**STATED PROBLEM:**
Every entry that follows should be reproduced exactly.

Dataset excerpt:
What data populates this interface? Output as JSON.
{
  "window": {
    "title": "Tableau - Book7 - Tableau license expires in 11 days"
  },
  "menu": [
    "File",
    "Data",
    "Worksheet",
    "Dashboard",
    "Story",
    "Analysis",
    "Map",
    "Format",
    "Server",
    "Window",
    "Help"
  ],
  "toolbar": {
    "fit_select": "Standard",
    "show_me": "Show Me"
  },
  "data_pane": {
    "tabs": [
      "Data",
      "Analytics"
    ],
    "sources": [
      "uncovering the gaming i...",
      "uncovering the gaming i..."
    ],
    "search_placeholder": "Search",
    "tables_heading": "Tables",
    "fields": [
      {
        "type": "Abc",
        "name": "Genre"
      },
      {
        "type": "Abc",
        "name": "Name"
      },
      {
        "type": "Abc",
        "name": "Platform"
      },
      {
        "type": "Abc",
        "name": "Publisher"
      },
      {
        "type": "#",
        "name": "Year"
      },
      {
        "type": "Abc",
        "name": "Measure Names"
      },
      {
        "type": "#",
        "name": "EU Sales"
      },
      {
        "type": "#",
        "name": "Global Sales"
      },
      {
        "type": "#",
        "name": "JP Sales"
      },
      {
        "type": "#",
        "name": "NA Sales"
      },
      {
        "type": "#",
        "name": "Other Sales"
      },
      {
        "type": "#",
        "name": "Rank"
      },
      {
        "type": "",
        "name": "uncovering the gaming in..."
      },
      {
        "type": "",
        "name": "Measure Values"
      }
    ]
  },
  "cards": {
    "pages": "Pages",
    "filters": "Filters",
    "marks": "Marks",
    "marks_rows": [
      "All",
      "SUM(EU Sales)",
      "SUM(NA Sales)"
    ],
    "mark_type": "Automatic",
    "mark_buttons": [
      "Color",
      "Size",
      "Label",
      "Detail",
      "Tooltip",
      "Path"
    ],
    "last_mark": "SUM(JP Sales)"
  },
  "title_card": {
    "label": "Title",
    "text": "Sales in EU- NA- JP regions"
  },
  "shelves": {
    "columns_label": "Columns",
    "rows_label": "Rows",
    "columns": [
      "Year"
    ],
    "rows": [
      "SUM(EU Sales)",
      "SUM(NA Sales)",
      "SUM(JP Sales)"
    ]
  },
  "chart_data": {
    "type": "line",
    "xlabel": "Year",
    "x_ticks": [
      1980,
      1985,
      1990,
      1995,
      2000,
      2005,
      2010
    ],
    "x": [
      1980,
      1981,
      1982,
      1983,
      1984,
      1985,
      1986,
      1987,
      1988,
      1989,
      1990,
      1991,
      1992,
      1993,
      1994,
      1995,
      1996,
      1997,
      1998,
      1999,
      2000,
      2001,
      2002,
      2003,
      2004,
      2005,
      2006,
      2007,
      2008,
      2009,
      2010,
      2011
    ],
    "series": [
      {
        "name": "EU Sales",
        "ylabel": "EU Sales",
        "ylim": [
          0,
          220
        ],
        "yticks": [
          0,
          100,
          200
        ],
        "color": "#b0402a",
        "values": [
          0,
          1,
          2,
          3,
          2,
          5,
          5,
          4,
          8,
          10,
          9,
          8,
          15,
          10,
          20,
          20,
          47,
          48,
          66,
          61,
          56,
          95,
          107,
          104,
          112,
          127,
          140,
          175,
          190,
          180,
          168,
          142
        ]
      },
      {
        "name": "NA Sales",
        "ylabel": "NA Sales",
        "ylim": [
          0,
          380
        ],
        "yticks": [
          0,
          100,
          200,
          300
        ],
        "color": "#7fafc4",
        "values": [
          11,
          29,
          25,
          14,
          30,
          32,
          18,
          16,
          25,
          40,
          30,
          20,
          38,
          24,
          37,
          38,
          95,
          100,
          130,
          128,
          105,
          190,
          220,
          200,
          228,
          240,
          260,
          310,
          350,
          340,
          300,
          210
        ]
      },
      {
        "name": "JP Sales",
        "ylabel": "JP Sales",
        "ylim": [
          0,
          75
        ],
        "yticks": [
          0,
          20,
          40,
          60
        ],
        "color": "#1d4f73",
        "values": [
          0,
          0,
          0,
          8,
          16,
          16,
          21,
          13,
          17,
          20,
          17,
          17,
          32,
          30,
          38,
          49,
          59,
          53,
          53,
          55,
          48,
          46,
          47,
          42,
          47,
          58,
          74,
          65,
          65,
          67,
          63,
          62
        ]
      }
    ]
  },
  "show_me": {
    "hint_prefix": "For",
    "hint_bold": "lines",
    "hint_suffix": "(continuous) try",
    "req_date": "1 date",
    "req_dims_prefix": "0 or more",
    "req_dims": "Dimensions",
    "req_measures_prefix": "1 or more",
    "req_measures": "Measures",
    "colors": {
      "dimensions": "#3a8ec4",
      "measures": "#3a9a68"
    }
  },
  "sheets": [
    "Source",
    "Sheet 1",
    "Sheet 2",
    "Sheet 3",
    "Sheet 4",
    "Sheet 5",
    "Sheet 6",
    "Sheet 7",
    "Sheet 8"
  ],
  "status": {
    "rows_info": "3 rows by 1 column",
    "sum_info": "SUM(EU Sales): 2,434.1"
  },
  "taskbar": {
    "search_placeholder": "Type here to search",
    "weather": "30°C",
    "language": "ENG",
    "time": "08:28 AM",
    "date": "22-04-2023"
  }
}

**FINISHED EXERCISE:**
What data populates this interface? Output as JSON.
{
  "window": {
    "title": "Tableau - Book7 - Tableau license expires in 11 days"
  },
  "menu": [
    "File",
    "Data",
    "Worksheet",
    "Dashboard",
    "Story",
    "Analysis",
    "Map",
    "Format",
    "Server",
    "Window",
    "Help"
  ],
  "toolbar": {
    "fit_select": "Standard",
    "show_me": "Show Me"
  },
  "data_pane": {
    "tabs": [
      "Data",
      "Analytics"
    ],
    "sources": [
      "uncovering the gaming i...",
      "uncovering the gaming i..."
    ],
    "search_placeholder": "Search",
    "tables_heading": "Tables",
    "fields": [
      {
        "type": "Abc",
        "name": "Genre"
      },
      {
        "type": "Abc",
        "name": "Name"
      },
      {
        "type": "Abc",
        "name": "Platform"
      },
      {
        "type": "Abc",
        "name": "Publisher"
      },
      {
        "type": "#",
        "name": "Year"
      },
      {
        "type": "Abc",
        "name": "Measure Names"
      },
      {
        "type": "#",
        "name": "EU Sales"
      },
      {
        "type": "#",
        "name": "Global Sales"
      },
      {
        "type": "#",
        "name": "JP Sales"
      },
      {
        "type": "#",
        "name": "NA Sales"
      },
      {
        "type": "#",
        "name": "Other Sales"
      },
      {
        "type": "#",
        "name": "Rank"
      },
      {
        "type": "",
        "name": "uncovering the gaming in..."
      },
      {
        "type": "",
        "name": "Measure Values"
      }
    ]
  },
  "cards": {
    "pages": "Pages",
    "filters": "Filters",
    "marks": "Marks",
    "marks_rows": [
      "All",
      "SUM(EU Sales)",
      "SUM(NA Sales)"
    ],
    "mark_type": "Automatic",
    "mark_buttons": [
      "Color",
      "Size",
      "Label",
      "Detail",
      "Tooltip",
      "Path"
    ],
    "last_mark": "SUM(JP Sales)"
  },
  "title_card": {
    "label": "Title",
    "text": "Sales in EU- NA- JP regions"
  },
  "shelves": {
    "columns_label": "Columns",
    "rows_label": "Rows",
    "columns": [
      "Year"
    ],
    "rows": [
      "SUM(EU Sales)",
      "SUM(NA Sales)",
      "SUM(JP Sales)"
    ]
  },
  "chart_data": {
    "type": "line",
    "xlabel": "Year",
    "x_ticks": [
      1980,
      1985,
      1990,
      1995,
      2000,
      2005,
      2010
    ],
    "x": [
      1980,
      1981,
      1982,
      1983,
      1984,
      1985,
      1986,
      1987,
      1988,
      1989,
      1990,
      1991,
      1992,
      1993,
      1994,
      1995,
      1996,
      1997,
      1998,
      1999,
      2000,
      2001,
      2002,
      2003,
      2004,
      2005,
      2006,
      2007,
      2008,
      2009,
      2010,
      2011
    ],
    "series": [
      {
        "name": "EU Sales",
        "ylabel": "EU Sales",
        "ylim": [
          0,
          220
        ],
        "yticks": [
          0,
          100,
          200
        ],
        "color": "#b0402a",
        "values": [
          0,
          1,
          2,
          3,
          2,
          5,
          5,
          4,
          8,
          10,
          9,
          8,
          15,
          10,
          20,
          20,
          47,
          48,
          66,
          61,
          56,
          95,
          107,
          104,
          112,
          127,
          140,
          175,
          190,
          180,
          168,
          142
        ]
      },
      {
        "name": "NA Sales",
        "ylabel": "NA Sales",
        "ylim": [
          0,
          380
        ],
        "yticks": [
          0,
          100,
          200,
          300
        ],
        "color": "#7fafc4",
        "values": [
          11,
          29,
          25,
          14,
          30,
          32,
          18,
          16,
          25,
          40,
          30,
          20,
          38,
          24,
          37,
          38,
          95,
          100,
          130,
          128,
          105,
          190,
          220,
          200,
          228,
          240,
          260,
          310,
          350,
          340,
          300,
          210
        ]
      },
      {
        "name": "JP Sales",
        "ylabel": "JP Sales",
        "ylim": [
          0,
          75
        ],
        "yticks": [
          0,
          20,
          40,
          60
        ],
        "color": "#1d4f73",
        "values": [
          0,
          0,
          0,
          8,
          16,
          16,
          21,
          13,
          17,
          20,
          17,
          17,
          32,
          30,
          38,
          49,
          59,
          53,
          53,
          55,
          48,
          46,
          47,
          42,
          47,
          58,
          74,
          65,
          65,
          67,
          63,
          62
        ]
      }
    ]
  },
  "show_me": {
    "hint_prefix": "For",
    "hint_bold": "lines",
    "hint_suffix": "(continuous) try",
    "req_date": "1 date",
    "req_dims_prefix": "0 or more",
    "req_dims": "Dimensions",
    "req_measures_prefix": "1 or more",
    "req_measures": "Measures",
    "colors": {
      "dimensions": "#3a8ec4",
      "measures": "#3a9a68"
    }
  },
  "sheets": [
    "Source",
    "Sheet 1",
    "Sheet 2",
    "Sheet 3",
    "Sheet 4",
    "Sheet 5",
    "Sheet 6",
    "Sheet 7",
    "Sheet 8"
  ],
  "status": {
    "rows_info": "3 rows by 1 column",
    "sum_info": "SUM(EU Sales): 2,434.1"
  },
  "taskbar": {
    "search_placeholder": "Type here to search",
    "weather": "30°C",
    "language": "ENG",
    "time": "08:28 AM",
    "date": "22-04-2023"
  }
}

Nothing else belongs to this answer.